▶ _To be done_: Every line with the string "Primary" should be gathered.

::::::::

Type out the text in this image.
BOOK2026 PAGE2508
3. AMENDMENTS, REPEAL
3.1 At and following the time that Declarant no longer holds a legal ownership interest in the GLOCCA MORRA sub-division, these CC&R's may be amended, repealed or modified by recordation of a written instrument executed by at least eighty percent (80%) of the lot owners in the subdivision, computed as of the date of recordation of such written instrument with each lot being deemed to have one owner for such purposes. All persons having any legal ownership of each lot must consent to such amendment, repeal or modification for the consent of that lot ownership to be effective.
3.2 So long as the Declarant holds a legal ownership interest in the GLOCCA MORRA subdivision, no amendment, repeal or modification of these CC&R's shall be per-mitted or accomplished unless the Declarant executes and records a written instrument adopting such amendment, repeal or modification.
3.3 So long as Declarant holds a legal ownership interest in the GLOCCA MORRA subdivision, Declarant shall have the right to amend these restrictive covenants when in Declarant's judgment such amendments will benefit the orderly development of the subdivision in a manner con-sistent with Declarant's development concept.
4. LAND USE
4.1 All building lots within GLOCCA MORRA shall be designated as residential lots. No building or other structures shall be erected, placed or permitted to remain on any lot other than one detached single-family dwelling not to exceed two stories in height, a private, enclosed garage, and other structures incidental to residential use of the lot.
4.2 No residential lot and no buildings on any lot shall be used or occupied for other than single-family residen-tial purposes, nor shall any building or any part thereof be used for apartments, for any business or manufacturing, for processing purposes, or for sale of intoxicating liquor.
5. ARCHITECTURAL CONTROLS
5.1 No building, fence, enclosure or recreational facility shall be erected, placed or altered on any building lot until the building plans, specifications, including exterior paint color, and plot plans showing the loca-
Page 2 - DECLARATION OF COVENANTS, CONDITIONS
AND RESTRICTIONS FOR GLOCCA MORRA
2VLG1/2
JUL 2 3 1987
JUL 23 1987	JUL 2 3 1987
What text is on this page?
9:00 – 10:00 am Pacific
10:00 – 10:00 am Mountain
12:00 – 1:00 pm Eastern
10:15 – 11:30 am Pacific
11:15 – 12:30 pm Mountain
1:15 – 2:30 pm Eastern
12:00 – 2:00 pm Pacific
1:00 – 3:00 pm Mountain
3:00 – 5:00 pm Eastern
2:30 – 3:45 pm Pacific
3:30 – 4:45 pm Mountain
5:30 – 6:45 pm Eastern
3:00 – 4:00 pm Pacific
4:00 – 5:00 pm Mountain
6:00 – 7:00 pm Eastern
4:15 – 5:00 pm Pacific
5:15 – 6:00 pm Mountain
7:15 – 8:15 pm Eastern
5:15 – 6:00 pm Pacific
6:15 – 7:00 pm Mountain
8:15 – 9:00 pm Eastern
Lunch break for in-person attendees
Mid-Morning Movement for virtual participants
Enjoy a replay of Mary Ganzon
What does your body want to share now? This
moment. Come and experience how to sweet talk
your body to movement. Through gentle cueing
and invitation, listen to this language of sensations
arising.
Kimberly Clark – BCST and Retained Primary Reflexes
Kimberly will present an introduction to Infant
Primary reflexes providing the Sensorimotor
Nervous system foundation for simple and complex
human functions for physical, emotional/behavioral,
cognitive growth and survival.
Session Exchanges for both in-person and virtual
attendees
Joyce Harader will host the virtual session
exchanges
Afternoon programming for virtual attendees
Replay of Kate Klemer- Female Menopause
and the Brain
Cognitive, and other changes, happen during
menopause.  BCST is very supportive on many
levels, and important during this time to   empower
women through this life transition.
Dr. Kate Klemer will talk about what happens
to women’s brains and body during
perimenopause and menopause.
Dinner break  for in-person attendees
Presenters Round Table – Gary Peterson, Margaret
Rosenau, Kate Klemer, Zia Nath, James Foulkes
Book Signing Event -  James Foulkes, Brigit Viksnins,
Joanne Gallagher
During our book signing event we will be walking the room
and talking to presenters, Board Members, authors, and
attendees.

::::::::

▶ _Solved exercise_:
Kimberly Clark – BCST and Retained Primary Reflexes
Primary reflexes providing the Sensorimotor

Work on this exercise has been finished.